## What the task asks
Return the count of lines with the string "JSON" in them, and nothing else.

++++ Material provided ++++

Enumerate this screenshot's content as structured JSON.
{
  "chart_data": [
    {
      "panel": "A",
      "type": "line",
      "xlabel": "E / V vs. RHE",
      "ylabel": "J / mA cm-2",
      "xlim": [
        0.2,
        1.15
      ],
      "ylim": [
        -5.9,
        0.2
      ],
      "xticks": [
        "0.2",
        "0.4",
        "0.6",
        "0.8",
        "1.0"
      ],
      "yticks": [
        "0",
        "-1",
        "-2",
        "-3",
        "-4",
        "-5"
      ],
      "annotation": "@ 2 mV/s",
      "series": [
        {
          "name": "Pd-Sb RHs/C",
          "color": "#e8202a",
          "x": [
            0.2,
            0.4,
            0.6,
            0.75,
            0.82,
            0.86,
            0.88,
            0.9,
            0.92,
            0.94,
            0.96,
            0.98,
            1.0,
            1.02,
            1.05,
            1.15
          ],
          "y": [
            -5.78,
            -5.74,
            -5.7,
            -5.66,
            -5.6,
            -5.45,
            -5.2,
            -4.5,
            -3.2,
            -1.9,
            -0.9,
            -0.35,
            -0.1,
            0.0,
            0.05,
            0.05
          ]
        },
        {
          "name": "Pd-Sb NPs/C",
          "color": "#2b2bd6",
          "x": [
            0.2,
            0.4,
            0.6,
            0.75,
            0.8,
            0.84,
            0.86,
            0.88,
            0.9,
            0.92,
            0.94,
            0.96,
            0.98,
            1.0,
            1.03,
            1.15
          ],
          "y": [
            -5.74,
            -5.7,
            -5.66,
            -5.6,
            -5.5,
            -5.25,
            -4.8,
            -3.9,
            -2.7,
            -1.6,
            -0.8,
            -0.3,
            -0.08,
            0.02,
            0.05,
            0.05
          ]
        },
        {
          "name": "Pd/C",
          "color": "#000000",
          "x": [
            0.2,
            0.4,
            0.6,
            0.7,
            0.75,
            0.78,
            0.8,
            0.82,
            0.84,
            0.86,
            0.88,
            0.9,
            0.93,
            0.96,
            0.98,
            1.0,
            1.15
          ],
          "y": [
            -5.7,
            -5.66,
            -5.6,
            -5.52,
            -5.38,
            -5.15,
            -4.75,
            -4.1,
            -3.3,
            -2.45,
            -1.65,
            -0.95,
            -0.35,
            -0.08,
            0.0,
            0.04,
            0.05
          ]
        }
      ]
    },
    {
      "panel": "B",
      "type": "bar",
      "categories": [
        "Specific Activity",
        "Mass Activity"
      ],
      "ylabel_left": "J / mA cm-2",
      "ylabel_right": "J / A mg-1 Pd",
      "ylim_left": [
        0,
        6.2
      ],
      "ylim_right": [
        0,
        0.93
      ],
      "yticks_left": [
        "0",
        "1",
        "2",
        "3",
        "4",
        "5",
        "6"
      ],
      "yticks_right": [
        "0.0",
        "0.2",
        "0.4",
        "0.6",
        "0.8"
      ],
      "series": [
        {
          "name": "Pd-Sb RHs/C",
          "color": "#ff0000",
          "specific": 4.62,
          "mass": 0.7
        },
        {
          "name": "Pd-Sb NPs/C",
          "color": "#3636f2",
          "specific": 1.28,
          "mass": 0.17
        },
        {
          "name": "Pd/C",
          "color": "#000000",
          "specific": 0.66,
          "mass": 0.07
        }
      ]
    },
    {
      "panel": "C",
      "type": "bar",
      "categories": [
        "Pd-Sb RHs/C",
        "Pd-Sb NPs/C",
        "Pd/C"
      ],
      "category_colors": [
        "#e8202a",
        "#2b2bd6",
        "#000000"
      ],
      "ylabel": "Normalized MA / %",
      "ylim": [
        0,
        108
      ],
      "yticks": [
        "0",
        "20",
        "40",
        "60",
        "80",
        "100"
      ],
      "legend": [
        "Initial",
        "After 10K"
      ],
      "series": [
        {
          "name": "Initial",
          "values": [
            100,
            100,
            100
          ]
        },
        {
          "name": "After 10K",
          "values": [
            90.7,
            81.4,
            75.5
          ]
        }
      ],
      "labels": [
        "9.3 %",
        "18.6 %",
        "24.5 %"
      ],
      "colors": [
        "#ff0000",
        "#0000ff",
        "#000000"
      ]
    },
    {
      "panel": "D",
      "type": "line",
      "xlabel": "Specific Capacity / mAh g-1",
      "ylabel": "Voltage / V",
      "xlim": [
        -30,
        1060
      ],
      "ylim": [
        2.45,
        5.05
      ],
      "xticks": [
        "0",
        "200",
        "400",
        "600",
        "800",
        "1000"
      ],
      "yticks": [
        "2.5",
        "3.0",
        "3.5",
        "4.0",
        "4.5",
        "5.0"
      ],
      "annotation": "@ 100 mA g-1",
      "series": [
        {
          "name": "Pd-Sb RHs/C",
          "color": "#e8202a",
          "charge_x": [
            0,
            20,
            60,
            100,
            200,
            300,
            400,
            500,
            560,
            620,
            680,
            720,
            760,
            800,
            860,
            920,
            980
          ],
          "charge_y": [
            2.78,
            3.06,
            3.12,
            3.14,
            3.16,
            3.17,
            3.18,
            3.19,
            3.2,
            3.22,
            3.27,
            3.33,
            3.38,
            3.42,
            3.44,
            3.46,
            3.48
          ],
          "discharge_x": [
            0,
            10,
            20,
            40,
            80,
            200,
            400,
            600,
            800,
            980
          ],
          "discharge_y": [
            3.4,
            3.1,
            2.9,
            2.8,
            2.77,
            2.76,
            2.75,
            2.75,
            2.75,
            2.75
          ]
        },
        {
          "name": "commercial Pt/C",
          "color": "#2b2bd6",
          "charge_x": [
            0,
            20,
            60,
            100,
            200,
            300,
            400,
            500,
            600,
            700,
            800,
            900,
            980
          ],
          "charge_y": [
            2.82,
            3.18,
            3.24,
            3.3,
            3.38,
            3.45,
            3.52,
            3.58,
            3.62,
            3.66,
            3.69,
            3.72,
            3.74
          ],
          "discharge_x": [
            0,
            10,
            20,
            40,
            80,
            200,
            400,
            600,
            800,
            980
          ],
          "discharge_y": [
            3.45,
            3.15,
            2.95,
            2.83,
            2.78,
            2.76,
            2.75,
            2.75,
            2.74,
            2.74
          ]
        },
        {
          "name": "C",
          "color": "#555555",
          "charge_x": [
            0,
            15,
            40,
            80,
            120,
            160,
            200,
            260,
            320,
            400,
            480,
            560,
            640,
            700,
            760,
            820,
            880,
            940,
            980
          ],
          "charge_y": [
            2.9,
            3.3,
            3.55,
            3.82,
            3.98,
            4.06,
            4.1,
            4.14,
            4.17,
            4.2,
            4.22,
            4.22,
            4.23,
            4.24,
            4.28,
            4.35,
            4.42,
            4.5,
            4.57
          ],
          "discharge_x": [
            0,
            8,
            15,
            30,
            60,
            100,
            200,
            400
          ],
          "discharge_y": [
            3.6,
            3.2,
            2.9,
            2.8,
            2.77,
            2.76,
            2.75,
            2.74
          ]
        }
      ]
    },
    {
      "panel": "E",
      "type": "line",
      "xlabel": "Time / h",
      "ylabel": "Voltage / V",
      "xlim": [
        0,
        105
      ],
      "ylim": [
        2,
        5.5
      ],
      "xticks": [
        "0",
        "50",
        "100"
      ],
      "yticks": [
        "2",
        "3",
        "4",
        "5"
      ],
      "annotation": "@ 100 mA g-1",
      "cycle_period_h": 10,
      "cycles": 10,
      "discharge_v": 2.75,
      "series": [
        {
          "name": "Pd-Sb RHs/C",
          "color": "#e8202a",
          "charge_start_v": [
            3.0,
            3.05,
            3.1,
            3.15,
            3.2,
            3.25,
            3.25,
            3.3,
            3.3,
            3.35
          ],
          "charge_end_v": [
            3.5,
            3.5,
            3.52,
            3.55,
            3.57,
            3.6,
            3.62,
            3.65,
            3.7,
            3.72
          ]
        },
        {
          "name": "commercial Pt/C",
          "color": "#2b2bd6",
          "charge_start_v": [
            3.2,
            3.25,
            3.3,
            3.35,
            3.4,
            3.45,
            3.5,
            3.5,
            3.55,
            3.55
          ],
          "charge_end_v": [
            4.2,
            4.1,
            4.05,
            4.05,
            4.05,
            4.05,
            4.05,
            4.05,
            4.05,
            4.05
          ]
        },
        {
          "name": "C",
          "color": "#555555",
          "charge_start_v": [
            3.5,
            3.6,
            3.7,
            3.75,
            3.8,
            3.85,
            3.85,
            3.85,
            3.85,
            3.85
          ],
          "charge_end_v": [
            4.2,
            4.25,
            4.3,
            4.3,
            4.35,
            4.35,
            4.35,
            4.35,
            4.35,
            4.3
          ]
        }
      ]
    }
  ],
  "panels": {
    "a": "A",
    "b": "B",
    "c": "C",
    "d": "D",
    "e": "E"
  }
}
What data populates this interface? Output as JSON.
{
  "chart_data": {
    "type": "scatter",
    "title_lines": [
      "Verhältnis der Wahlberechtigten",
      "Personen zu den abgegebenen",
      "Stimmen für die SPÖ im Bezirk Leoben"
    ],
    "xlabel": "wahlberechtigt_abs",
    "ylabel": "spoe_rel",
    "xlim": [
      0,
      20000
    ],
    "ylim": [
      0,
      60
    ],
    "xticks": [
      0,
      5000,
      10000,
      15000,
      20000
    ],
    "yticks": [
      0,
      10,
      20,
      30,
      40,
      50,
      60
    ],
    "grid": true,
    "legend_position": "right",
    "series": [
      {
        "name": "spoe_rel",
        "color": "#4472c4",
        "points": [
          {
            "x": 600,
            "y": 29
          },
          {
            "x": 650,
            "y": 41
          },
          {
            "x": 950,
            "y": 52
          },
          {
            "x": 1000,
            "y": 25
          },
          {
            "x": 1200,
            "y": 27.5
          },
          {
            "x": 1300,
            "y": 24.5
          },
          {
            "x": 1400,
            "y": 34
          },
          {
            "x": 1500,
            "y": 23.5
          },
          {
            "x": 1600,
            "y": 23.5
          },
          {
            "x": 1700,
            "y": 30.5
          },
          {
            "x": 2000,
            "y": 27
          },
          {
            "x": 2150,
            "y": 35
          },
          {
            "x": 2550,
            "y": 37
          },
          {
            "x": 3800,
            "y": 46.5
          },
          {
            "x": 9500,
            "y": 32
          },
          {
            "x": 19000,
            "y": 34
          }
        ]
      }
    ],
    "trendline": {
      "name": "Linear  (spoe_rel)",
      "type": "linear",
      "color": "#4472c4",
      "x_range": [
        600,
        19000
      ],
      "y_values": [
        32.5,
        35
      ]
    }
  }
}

++++

## Expected answer
2